Source records

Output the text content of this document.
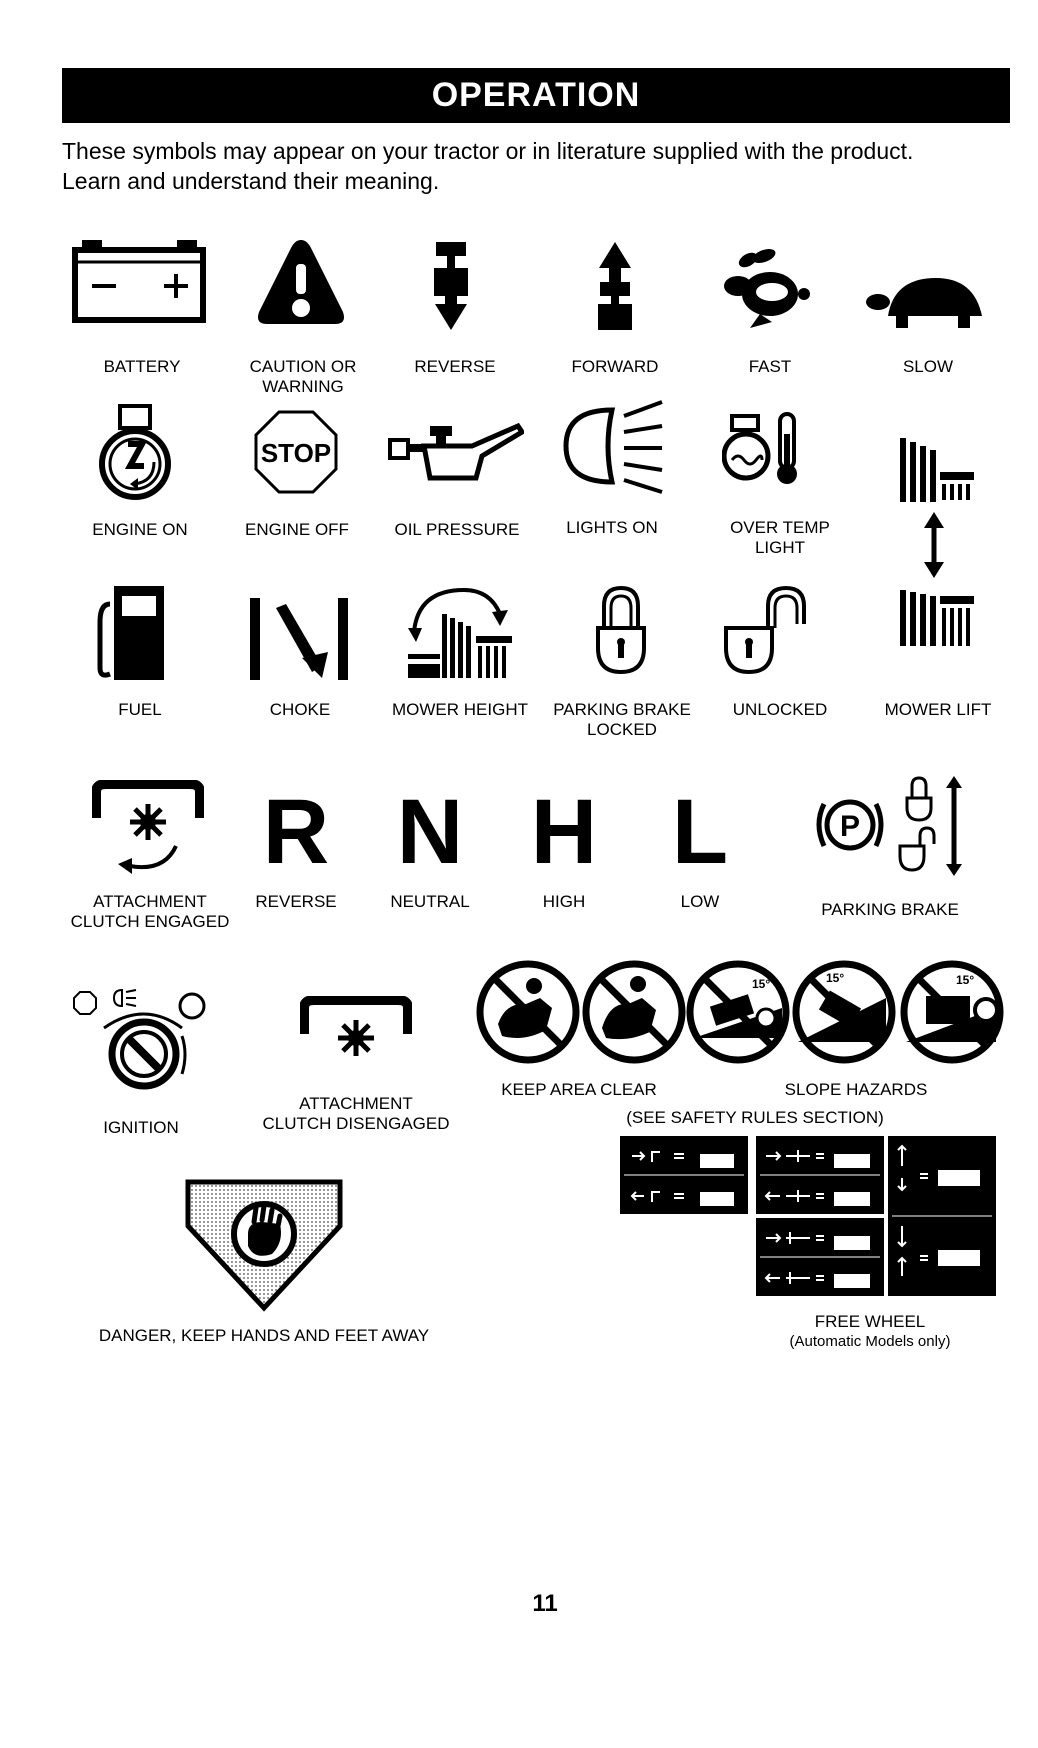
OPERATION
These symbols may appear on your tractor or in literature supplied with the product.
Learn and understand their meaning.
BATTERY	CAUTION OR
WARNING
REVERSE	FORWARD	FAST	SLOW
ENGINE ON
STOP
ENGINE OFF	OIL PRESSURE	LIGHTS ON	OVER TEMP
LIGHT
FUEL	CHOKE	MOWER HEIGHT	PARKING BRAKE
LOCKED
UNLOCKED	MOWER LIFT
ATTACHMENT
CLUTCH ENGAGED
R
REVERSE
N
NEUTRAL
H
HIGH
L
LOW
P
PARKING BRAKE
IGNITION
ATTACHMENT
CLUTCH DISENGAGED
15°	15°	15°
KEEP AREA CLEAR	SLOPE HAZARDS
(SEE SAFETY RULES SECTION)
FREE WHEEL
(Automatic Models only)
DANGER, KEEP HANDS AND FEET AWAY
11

Task details -
Transcribe every record above exactly as written, leaving out any pictures.

Task output -
Output the text content of this document.
OPERATION
These symbols may appear on your tractor or in literature supplied with the product.
Learn and understand their meaning.
BATTERY	CAUTION OR
WARNING
REVERSE	FORWARD	FAST	SLOW
ENGINE ON
STOP
ENGINE OFF	OIL PRESSURE	LIGHTS ON	OVER TEMP
LIGHT
FUEL	CHOKE	MOWER HEIGHT	PARKING BRAKE
LOCKED
UNLOCKED	MOWER LIFT
ATTACHMENT
CLUTCH ENGAGED
R
REVERSE
N
NEUTRAL
H
HIGH
L
LOW
P
PARKING BRAKE
IGNITION
ATTACHMENT
CLUTCH DISENGAGED
15°	15°	15°
KEEP AREA CLEAR	SLOPE HAZARDS
(SEE SAFETY RULES SECTION)
FREE WHEEL
(Automatic Models only)
DANGER, KEEP HANDS AND FEET AWAY
11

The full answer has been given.